■ Descripción del ejercicio ■
Traduce al inglés esta oración del fragmento sobre política industrial: «Lejos de un proteccionismo indiscriminado o del repliegue estatal, se plantea la necesidad de políticas activas, selectivas y realistas».

Matías Kulfas ha propuesto avanzar hacia una política industrial “sin nostalgia”, orientada al presente y al futuro. Esta perspectiva reconoce la pérdida de centralidad de la industria manufacturera tradicional, pero subraya su potencial si se articula con la economía del conocimiento, la ciencia, la tecnología y los recursos naturales. Lejos de un proteccionismo indiscriminado o del repliegue estatal, se plantea la necesidad de políticas activas, selectivas y realistas. En este marco, la industria debe pensarse como parte de complejos productivos que integren manufactura, servicios y tecnología, priorizando sectores con potencial de encadenamientos y generación de divisas. La selectividad, lejos de ser una debilidad, constituye una condición de viabilidad en un contexto de recursos escasos.

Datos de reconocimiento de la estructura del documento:
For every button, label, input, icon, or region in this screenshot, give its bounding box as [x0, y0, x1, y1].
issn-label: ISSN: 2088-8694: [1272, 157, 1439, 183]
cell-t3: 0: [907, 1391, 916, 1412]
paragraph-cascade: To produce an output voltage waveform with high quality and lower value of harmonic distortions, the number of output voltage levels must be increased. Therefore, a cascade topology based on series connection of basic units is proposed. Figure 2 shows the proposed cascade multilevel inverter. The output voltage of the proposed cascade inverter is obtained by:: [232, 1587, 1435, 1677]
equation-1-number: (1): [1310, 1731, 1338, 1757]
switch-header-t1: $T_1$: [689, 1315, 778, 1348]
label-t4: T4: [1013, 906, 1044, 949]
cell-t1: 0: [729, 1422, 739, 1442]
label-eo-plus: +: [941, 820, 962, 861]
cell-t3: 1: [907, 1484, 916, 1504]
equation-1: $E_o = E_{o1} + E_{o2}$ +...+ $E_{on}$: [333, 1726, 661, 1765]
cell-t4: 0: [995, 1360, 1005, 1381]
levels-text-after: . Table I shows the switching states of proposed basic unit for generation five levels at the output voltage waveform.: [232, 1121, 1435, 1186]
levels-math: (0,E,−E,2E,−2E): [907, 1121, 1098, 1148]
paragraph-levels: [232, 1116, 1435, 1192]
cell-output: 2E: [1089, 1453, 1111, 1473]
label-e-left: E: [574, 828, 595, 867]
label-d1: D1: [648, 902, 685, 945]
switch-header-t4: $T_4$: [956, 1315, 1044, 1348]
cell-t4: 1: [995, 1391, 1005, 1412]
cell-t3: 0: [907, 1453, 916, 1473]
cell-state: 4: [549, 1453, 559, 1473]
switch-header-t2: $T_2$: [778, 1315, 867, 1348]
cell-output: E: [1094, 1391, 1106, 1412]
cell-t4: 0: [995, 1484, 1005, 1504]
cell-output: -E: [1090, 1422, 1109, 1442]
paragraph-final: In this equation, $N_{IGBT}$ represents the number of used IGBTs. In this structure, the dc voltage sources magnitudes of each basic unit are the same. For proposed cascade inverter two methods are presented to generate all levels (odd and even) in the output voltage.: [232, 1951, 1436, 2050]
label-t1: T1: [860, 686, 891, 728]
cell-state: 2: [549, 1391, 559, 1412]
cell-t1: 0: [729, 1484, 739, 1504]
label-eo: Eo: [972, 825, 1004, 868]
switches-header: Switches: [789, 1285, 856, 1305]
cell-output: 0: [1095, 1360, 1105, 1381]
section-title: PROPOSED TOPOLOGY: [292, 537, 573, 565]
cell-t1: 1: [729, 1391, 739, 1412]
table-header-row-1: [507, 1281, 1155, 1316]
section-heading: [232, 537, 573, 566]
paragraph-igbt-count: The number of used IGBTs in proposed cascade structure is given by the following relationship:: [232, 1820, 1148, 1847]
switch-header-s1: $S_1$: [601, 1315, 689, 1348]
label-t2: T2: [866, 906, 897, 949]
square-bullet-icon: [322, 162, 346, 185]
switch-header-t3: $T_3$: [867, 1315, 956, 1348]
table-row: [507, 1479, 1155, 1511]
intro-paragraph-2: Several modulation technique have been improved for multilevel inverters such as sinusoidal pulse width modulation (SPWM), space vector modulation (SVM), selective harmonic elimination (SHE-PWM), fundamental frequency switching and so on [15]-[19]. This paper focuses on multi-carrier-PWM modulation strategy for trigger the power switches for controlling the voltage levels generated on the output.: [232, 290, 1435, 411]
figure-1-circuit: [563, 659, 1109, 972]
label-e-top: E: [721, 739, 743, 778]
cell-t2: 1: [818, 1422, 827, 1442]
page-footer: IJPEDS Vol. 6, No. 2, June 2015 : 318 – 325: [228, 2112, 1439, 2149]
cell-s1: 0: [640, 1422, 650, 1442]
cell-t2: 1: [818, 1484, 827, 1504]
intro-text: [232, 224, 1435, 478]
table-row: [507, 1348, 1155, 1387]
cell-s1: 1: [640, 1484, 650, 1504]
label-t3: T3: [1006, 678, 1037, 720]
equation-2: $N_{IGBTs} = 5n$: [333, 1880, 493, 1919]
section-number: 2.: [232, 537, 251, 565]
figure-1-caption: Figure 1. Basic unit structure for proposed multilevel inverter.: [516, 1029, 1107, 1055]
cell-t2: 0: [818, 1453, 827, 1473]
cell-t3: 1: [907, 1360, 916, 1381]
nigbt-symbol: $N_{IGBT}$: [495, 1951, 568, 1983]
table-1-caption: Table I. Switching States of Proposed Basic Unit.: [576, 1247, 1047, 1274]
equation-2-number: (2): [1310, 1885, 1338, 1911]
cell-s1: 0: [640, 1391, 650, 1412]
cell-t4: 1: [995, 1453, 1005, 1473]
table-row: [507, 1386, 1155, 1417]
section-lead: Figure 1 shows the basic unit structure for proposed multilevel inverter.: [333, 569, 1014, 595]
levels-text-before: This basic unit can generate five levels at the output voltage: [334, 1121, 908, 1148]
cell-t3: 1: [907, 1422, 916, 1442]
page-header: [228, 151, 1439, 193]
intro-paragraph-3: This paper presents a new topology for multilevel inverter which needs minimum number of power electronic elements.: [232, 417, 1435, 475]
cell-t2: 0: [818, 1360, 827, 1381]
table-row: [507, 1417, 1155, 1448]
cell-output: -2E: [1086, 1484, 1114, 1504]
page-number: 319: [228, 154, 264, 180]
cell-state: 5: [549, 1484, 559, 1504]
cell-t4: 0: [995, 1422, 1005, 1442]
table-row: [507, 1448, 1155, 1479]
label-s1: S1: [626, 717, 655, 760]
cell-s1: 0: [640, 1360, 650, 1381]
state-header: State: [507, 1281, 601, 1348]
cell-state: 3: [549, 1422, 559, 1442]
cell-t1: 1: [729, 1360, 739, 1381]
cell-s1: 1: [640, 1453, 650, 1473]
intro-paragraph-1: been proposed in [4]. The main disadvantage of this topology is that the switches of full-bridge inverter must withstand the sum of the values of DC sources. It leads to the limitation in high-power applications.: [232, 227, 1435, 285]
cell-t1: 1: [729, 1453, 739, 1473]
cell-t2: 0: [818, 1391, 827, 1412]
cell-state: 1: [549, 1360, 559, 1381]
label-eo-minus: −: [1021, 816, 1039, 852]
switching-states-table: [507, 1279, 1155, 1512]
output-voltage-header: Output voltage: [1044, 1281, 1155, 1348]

■ Solución del ejercicio ■
Far from indiscriminate protectionism or the withdrawal of the state, the need for active, selective and realistic policies is put forward.